# To do
Locate the string "precisering" in the listing below. Copy every line where it is found.
_ _ _ _ _ _ _
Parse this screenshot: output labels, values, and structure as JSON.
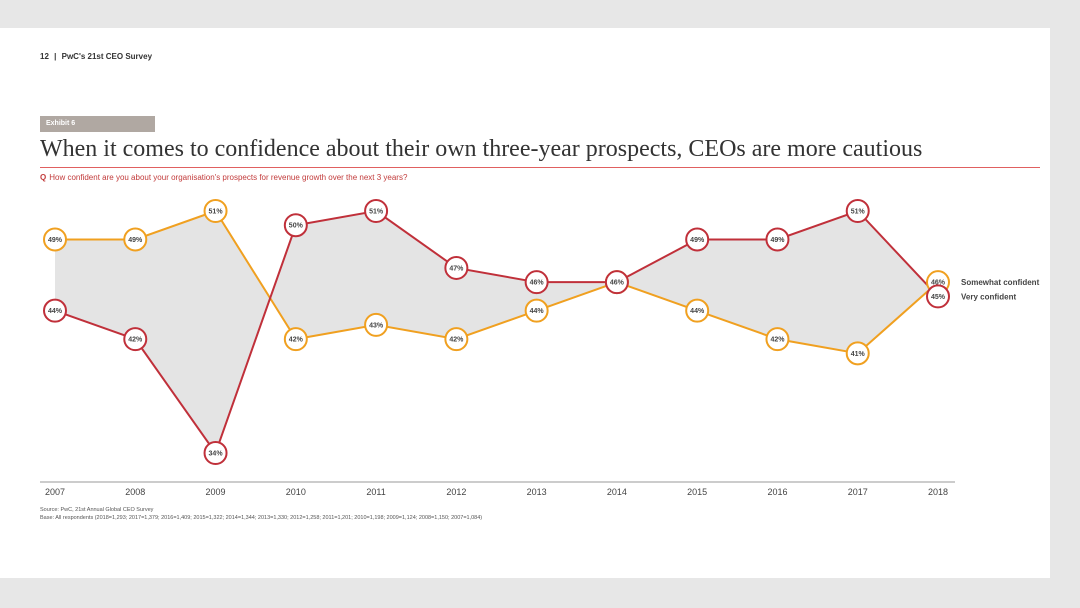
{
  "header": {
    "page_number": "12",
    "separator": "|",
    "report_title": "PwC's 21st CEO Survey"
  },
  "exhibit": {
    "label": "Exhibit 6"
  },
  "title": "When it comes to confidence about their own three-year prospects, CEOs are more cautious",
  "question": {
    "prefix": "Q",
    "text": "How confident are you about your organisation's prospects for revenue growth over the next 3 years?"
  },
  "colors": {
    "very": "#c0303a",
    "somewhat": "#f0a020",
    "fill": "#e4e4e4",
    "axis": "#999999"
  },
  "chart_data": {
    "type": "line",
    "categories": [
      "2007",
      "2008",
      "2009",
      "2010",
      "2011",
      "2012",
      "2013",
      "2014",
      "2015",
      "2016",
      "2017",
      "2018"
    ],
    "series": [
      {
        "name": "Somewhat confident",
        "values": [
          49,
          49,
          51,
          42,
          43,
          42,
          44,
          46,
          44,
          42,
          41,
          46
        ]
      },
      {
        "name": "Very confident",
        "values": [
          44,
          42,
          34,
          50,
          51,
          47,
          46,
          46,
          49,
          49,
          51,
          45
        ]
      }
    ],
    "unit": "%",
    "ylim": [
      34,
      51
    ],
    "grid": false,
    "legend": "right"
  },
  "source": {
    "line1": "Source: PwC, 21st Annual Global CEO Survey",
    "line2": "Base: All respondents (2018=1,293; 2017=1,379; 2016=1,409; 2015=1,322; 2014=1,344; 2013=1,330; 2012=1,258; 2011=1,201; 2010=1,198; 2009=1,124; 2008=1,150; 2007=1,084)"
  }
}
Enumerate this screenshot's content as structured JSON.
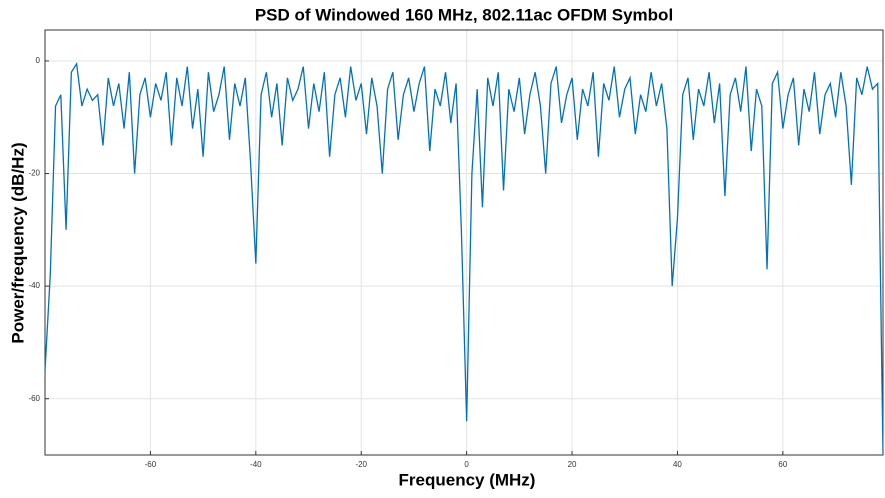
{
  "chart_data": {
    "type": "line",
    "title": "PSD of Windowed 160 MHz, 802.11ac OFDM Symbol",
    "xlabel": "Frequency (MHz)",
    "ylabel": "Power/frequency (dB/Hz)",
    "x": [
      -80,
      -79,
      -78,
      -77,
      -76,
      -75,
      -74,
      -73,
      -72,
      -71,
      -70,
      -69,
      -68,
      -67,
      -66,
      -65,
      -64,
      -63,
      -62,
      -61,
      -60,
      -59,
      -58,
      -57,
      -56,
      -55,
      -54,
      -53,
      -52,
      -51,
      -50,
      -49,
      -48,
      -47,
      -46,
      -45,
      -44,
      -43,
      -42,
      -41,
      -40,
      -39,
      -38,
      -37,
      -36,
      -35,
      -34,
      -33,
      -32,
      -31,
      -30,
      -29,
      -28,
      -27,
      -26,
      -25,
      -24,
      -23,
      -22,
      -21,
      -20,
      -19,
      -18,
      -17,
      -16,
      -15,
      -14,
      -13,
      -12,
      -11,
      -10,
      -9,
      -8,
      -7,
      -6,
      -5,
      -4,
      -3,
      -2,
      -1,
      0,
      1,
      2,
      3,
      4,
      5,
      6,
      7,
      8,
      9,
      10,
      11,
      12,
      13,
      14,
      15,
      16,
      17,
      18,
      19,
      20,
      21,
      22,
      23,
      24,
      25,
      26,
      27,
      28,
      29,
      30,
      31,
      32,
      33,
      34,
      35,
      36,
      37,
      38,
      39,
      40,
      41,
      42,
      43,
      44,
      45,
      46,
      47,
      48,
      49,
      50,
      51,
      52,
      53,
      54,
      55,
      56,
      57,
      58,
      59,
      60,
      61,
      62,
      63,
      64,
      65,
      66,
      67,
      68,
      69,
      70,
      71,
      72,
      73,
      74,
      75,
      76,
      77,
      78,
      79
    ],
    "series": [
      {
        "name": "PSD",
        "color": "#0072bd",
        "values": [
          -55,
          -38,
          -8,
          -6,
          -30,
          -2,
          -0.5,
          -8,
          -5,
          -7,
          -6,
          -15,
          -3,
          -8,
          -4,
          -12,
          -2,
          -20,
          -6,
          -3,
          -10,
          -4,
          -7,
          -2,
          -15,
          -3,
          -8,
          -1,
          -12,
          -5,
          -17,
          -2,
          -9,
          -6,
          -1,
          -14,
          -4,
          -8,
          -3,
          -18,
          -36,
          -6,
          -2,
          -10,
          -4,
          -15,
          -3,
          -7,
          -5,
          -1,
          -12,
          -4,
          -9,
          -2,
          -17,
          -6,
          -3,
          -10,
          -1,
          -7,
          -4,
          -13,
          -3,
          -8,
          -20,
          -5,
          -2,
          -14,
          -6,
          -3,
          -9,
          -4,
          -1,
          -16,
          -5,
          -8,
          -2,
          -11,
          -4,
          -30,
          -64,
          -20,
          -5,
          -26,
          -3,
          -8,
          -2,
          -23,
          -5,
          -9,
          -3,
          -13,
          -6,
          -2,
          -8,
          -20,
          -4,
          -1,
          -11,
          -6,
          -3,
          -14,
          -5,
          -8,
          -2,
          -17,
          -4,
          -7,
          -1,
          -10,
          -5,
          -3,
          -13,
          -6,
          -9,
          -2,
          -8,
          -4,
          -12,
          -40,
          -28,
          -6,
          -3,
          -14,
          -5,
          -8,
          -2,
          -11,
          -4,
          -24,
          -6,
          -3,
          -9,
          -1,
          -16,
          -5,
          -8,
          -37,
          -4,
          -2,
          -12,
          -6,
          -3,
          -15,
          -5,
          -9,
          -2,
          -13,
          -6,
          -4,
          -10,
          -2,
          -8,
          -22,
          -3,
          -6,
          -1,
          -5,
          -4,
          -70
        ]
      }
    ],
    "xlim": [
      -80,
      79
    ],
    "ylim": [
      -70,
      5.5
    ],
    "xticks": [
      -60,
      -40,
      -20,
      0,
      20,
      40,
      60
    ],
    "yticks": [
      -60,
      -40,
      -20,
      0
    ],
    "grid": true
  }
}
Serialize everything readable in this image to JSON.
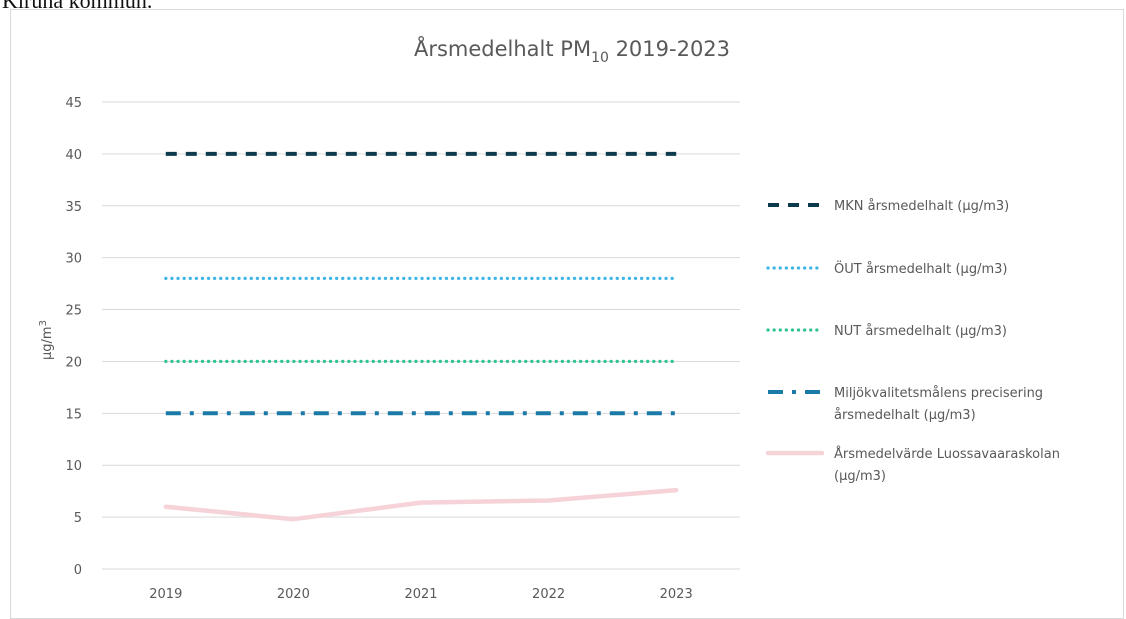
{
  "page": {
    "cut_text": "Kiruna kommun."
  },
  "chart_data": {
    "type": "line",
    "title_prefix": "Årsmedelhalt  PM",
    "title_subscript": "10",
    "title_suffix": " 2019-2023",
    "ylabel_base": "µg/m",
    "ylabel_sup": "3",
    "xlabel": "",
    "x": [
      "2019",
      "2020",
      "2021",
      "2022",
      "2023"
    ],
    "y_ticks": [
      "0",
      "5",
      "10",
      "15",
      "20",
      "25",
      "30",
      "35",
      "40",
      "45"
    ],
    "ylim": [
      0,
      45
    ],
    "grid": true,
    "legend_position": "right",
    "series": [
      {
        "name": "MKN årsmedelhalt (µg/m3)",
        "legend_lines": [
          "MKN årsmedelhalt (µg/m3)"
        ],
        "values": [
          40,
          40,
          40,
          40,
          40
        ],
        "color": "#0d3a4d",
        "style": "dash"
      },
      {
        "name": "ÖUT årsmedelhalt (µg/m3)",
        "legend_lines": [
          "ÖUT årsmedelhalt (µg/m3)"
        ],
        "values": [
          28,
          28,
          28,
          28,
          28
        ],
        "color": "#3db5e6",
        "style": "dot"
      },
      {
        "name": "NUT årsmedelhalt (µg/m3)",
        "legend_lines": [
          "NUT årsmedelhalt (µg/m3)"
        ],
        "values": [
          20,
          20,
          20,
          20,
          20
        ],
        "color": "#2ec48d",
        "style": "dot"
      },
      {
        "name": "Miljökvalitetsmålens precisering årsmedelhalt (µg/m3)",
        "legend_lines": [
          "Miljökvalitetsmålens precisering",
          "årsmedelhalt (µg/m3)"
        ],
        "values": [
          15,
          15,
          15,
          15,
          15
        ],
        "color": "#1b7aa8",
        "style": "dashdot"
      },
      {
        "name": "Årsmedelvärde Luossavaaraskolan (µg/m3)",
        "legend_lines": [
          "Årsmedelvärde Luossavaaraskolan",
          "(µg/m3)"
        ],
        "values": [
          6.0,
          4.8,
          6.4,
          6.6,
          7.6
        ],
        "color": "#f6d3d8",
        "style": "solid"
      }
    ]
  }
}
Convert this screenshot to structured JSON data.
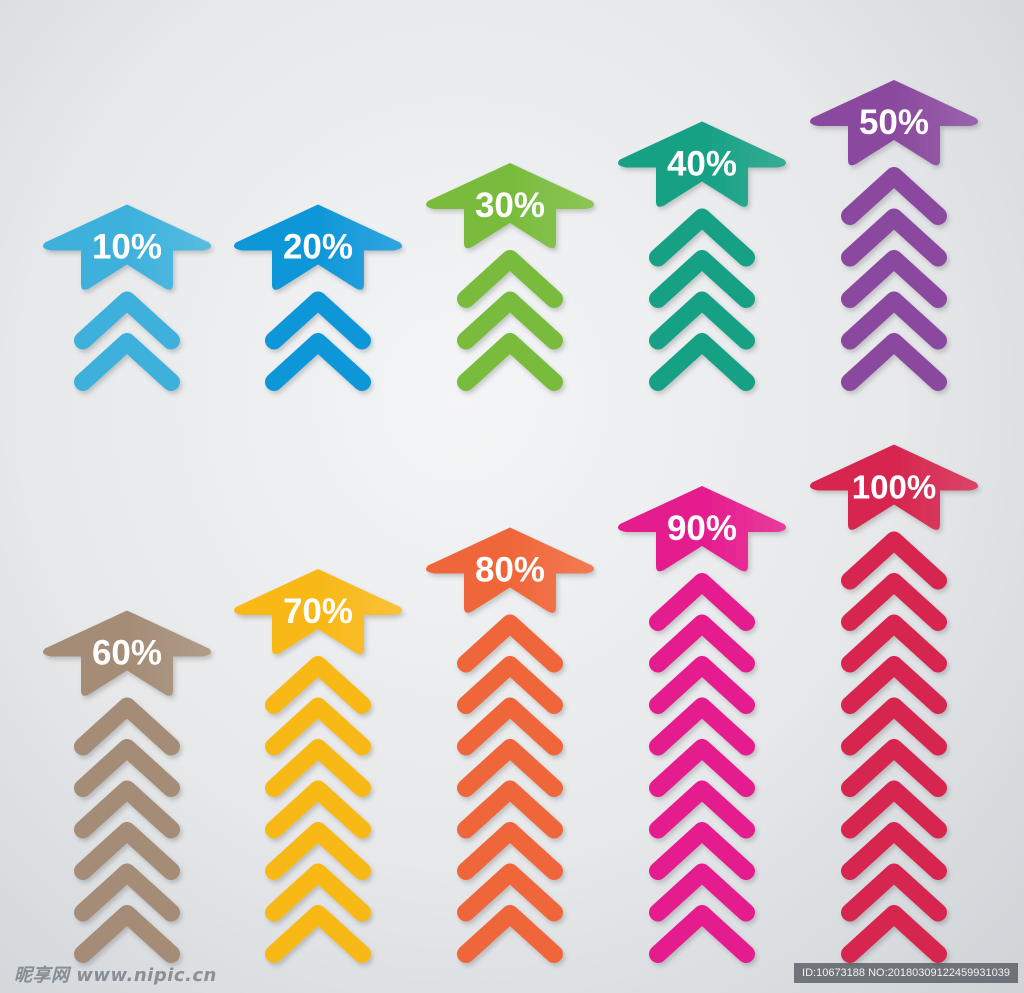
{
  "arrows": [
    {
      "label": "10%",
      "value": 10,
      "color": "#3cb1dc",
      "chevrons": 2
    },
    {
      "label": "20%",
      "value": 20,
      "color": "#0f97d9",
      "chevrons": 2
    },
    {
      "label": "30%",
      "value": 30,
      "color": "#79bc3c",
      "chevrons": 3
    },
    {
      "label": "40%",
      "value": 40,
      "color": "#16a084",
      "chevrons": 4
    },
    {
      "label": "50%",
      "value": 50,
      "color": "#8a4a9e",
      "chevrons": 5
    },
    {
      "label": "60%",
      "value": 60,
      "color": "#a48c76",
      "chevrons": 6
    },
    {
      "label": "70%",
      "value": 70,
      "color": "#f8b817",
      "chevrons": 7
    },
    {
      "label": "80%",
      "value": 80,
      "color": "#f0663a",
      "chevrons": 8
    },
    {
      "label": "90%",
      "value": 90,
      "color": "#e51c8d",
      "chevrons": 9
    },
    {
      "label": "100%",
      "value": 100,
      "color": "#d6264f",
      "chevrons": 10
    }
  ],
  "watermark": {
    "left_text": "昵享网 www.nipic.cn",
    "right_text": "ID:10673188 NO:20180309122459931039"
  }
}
_ _ _ _ _ _ _
# Complete answer
        "name": "Miljökvalitetsmålens precisering årsmedelhalt (µg/m3)",
          "Miljökvalitetsmålens precisering",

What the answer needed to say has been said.